-- START Records to use --

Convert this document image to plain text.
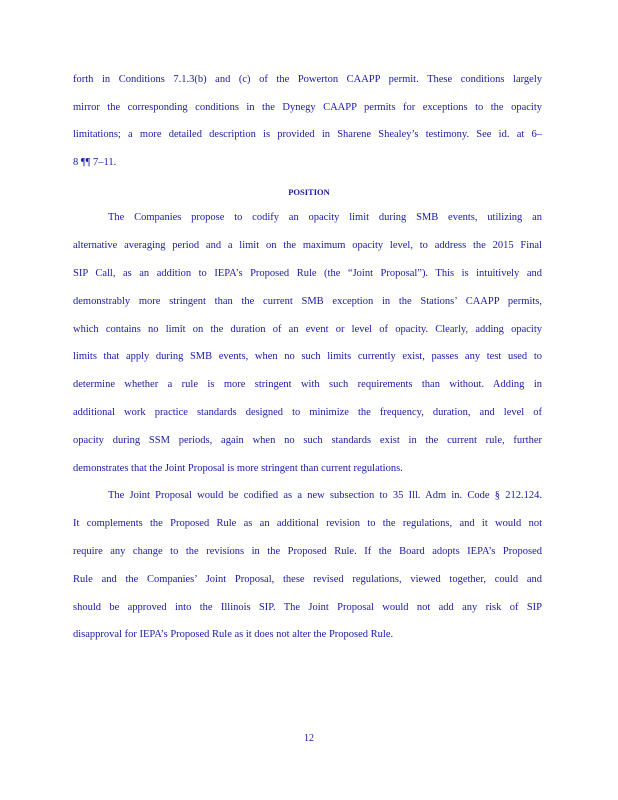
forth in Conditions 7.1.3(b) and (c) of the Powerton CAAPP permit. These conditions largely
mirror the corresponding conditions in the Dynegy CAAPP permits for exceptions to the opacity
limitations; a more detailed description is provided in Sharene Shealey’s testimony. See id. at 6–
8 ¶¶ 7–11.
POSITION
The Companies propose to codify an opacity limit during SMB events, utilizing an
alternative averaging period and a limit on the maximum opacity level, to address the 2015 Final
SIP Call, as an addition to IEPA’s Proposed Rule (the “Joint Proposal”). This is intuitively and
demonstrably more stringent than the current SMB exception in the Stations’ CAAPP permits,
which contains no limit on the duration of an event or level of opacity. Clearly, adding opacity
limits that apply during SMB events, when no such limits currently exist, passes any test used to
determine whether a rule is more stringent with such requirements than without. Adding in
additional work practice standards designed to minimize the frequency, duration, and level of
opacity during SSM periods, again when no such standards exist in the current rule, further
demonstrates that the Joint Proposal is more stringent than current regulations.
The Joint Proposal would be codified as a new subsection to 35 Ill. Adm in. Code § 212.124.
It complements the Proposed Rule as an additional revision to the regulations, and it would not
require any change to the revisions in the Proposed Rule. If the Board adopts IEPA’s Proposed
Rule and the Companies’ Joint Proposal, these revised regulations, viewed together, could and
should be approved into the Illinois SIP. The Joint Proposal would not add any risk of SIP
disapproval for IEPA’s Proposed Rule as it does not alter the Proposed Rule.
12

-- END Records to use --
-- START Records to use --

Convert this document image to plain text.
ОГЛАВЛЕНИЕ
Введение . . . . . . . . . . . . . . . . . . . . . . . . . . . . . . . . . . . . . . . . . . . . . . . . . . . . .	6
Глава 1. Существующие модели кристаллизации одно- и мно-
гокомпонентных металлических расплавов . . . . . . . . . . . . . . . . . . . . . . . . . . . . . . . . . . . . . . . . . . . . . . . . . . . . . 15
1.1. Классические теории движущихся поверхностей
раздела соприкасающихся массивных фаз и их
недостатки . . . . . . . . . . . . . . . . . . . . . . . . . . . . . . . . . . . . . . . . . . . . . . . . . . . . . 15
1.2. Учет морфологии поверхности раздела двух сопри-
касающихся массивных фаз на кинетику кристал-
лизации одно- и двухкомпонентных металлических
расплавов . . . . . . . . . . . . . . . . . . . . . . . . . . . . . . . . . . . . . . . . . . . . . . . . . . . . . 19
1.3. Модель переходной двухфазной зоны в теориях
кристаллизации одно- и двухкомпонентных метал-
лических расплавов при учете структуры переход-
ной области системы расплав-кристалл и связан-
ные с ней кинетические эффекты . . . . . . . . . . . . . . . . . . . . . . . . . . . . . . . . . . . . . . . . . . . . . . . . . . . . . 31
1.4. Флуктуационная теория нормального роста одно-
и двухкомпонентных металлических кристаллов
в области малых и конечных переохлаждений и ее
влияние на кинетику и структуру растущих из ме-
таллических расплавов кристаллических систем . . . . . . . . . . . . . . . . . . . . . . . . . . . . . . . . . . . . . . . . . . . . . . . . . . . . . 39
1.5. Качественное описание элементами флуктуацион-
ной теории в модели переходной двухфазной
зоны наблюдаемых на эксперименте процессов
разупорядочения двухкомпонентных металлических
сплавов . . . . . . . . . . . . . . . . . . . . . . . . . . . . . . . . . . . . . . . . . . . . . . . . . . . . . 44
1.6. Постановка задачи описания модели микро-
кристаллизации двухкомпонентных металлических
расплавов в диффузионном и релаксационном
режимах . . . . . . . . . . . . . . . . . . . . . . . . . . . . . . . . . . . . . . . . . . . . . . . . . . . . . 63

-- END Records to use --

**Written request**
The answer should be a single number: the count of lines in the data that include the string "Proposed".

**Worked answer**
4